● Work instructions: What's needed is the listing below, repeated word for word with no pictures.

Data listing below:

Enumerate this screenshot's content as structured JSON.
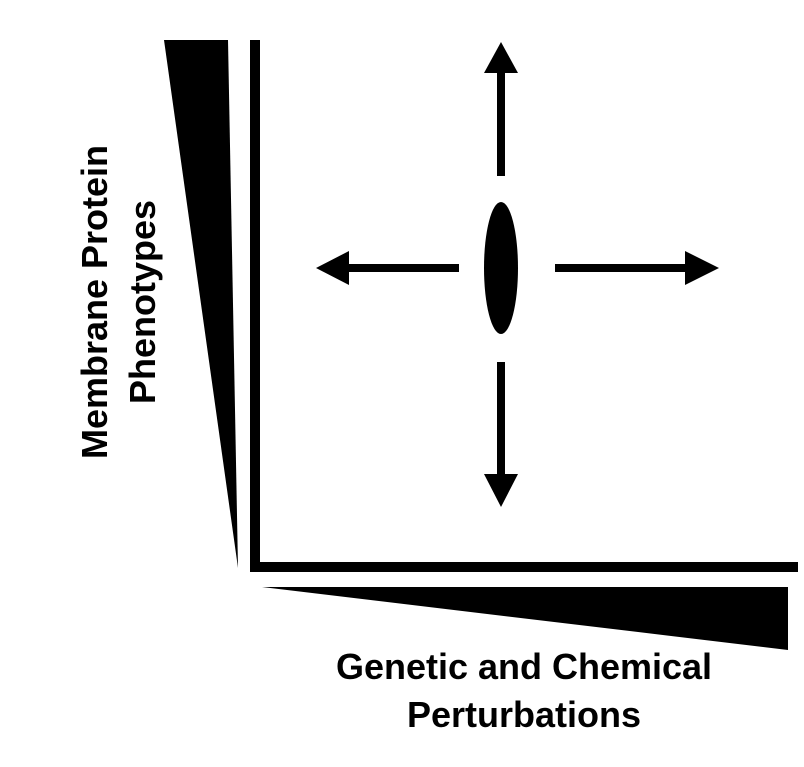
{
  "diagram": {
    "y_axis_label_line1": "Membrane Protein",
    "y_axis_label_line2": "Phenotypes",
    "x_axis_label_line1": "Genetic and Chemical",
    "x_axis_label_line2": "Perturbations"
  },
  "colors": {
    "ink": "#000000",
    "background": "#ffffff"
  },
  "icons": {
    "center": "ellipse-cell",
    "arrows": [
      "arrow-up",
      "arrow-down",
      "arrow-left",
      "arrow-right"
    ]
  }
}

End of Data listing.

● Answer to the problem:
Enumerate this screenshot's content as structured JSON.
{
  "diagram": {
    "y_axis_label_line1": "Membrane Protein",
    "y_axis_label_line2": "Phenotypes",
    "x_axis_label_line1": "Genetic and Chemical",
    "x_axis_label_line2": "Perturbations"
  },
  "colors": {
    "ink": "#000000",
    "background": "#ffffff"
  },
  "icons": {
    "center": "ellipse-cell",
    "arrows": [
      "arrow-up",
      "arrow-down",
      "arrow-left",
      "arrow-right"
    ]
  }
}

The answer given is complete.